Task goal — Repeat the listing below in full, exactly as it stands.

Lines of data
-- -- --

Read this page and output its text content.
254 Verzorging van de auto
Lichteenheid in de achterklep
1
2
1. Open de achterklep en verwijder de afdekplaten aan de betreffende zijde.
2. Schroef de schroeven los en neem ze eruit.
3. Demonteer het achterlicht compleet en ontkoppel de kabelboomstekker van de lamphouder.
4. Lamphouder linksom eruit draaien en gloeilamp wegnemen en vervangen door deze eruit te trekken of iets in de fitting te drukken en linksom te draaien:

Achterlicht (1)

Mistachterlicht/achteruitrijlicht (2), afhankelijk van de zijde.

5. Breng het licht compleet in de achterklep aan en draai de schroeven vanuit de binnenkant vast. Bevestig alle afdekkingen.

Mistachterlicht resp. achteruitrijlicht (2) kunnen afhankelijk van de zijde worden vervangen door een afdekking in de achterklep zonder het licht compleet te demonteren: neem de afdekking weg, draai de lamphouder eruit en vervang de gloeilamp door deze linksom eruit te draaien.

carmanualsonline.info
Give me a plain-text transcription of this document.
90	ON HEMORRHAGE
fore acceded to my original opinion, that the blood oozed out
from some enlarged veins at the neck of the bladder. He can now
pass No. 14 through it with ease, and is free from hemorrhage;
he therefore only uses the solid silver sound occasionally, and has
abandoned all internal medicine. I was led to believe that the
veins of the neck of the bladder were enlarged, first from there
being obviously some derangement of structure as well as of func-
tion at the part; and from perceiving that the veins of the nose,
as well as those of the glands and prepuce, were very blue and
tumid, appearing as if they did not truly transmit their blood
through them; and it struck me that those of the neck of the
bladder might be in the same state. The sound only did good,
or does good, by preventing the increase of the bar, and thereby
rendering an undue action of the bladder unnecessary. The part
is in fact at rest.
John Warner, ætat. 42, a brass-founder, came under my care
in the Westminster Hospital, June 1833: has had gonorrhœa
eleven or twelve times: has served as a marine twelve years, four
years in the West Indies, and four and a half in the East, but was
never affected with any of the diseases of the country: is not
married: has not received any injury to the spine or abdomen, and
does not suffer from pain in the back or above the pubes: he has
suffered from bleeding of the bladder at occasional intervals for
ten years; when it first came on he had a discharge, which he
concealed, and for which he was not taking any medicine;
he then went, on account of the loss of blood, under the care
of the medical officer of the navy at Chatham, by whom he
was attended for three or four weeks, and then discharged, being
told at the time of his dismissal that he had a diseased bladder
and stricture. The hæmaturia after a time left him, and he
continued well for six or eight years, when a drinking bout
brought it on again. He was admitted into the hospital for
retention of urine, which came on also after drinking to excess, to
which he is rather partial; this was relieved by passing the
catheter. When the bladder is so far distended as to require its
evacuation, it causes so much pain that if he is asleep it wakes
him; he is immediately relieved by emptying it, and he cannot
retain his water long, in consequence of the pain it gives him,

-- -- --

Solution to this exercise —
Read this page and output its text content.
254 Verzorging van de auto
Lichteenheid in de achterklep
1
2
1. Open de achterklep en verwijder de afdekplaten aan de betreffende zijde.
2. Schroef de schroeven los en neem ze eruit.
3. Demonteer het achterlicht compleet en ontkoppel de kabelboomstekker van de lamphouder.
4. Lamphouder linksom eruit draaien en gloeilamp wegnemen en vervangen door deze eruit te trekken of iets in de fitting te drukken en linksom te draaien:

Achterlicht (1)

Mistachterlicht/achteruitrijlicht (2), afhankelijk van de zijde.

5. Breng het licht compleet in de achterklep aan en draai de schroeven vanuit de binnenkant vast. Bevestig alle afdekkingen.

Mistachterlicht resp. achteruitrijlicht (2) kunnen afhankelijk van de zijde worden vervangen door een afdekking in de achterklep zonder het licht compleet te demonteren: neem de afdekking weg, draai de lamphouder eruit en vervang de gloeilamp door deze linksom eruit te draaien.

carmanualsonline.info
Give me a plain-text transcription of this document.
90	ON HEMORRHAGE
fore acceded to my original opinion, that the blood oozed out
from some enlarged veins at the neck of the bladder. He can now
pass No. 14 through it with ease, and is free from hemorrhage;
he therefore only uses the solid silver sound occasionally, and has
abandoned all internal medicine. I was led to believe that the
veins of the neck of the bladder were enlarged, first from there
being obviously some derangement of structure as well as of func-
tion at the part; and from perceiving that the veins of the nose,
as well as those of the glands and prepuce, were very blue and
tumid, appearing as if they did not truly transmit their blood
through them; and it struck me that those of the neck of the
bladder might be in the same state. The sound only did good,
or does good, by preventing the increase of the bar, and thereby
rendering an undue action of the bladder unnecessary. The part
is in fact at rest.
John Warner, ætat. 42, a brass-founder, came under my care
in the Westminster Hospital, June 1833: has had gonorrhœa
eleven or twelve times: has served as a marine twelve years, four
years in the West Indies, and four and a half in the East, but was
never affected with any of the diseases of the country: is not
married: has not received any injury to the spine or abdomen, and
does not suffer from pain in the back or above the pubes: he has
suffered from bleeding of the bladder at occasional intervals for
ten years; when it first came on he had a discharge, which he
concealed, and for which he was not taking any medicine;
he then went, on account of the loss of blood, under the care
of the medical officer of the navy at Chatham, by whom he
was attended for three or four weeks, and then discharged, being
told at the time of his dismissal that he had a diseased bladder
and stricture. The hæmaturia after a time left him, and he
continued well for six or eight years, when a drinking bout
brought it on again. He was admitted into the hospital for
retention of urine, which came on also after drinking to excess, to
which he is rather partial; this was relieved by passing the
catheter. When the bladder is so far distended as to require its
evacuation, it causes so much pain that if he is asleep it wakes
him; he is immediately relieved by emptying it, and he cannot
retain his water long, in consequence of the pain it gives him,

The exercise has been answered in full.